>> BEGIN Source data
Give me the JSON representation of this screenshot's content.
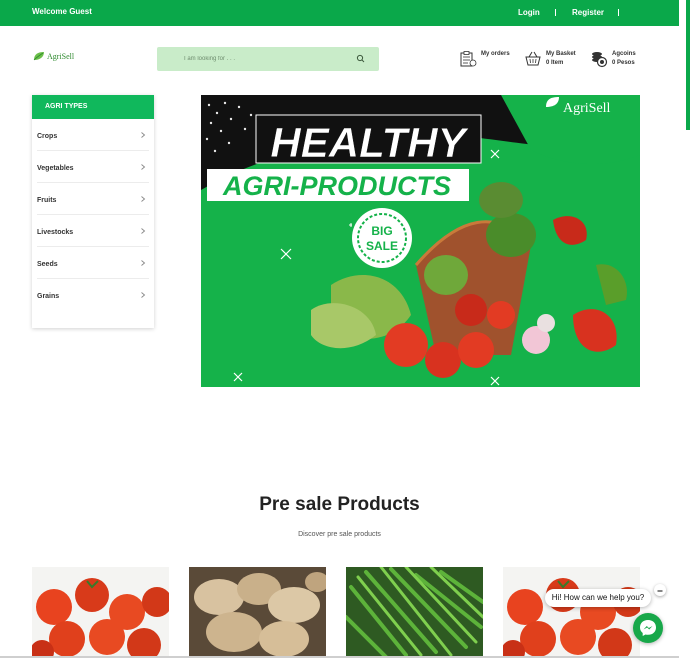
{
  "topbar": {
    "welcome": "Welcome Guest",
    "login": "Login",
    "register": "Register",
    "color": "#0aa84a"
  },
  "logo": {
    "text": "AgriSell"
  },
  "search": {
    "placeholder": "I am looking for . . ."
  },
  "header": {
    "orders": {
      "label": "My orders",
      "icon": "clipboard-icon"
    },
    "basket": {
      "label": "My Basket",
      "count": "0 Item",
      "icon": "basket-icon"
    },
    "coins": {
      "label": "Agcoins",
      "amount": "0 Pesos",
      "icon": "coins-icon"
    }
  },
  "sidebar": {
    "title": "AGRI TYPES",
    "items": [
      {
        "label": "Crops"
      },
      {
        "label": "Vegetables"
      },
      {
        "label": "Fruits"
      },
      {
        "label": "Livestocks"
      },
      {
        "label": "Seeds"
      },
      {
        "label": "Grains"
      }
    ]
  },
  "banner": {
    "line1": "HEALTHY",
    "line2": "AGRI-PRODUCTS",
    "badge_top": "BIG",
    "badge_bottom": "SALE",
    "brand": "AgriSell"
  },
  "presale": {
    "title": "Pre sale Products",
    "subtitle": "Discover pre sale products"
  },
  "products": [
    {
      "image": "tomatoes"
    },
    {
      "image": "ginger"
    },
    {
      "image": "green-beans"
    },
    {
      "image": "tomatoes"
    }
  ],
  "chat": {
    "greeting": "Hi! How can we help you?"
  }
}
>> END Source data
• **Problem**: Reproduce each entry verbatim, excluding any embedded images.

• **Answer to this problem**:
Give me the JSON representation of this screenshot's content.
{
  "topbar": {
    "welcome": "Welcome Guest",
    "login": "Login",
    "register": "Register",
    "color": "#0aa84a"
  },
  "logo": {
    "text": "AgriSell"
  },
  "search": {
    "placeholder": "I am looking for . . ."
  },
  "header": {
    "orders": {
      "label": "My orders",
      "icon": "clipboard-icon"
    },
    "basket": {
      "label": "My Basket",
      "count": "0 Item",
      "icon": "basket-icon"
    },
    "coins": {
      "label": "Agcoins",
      "amount": "0 Pesos",
      "icon": "coins-icon"
    }
  },
  "sidebar": {
    "title": "AGRI TYPES",
    "items": [
      {
        "label": "Crops"
      },
      {
        "label": "Vegetables"
      },
      {
        "label": "Fruits"
      },
      {
        "label": "Livestocks"
      },
      {
        "label": "Seeds"
      },
      {
        "label": "Grains"
      }
    ]
  },
  "banner": {
    "line1": "HEALTHY",
    "line2": "AGRI-PRODUCTS",
    "badge_top": "BIG",
    "badge_bottom": "SALE",
    "brand": "AgriSell"
  },
  "presale": {
    "title": "Pre sale Products",
    "subtitle": "Discover pre sale products"
  },
  "products": [
    {
      "image": "tomatoes"
    },
    {
      "image": "ginger"
    },
    {
      "image": "green-beans"
    },
    {
      "image": "tomatoes"
    }
  ],
  "chat": {
    "greeting": "Hi! How can we help you?"
  }
}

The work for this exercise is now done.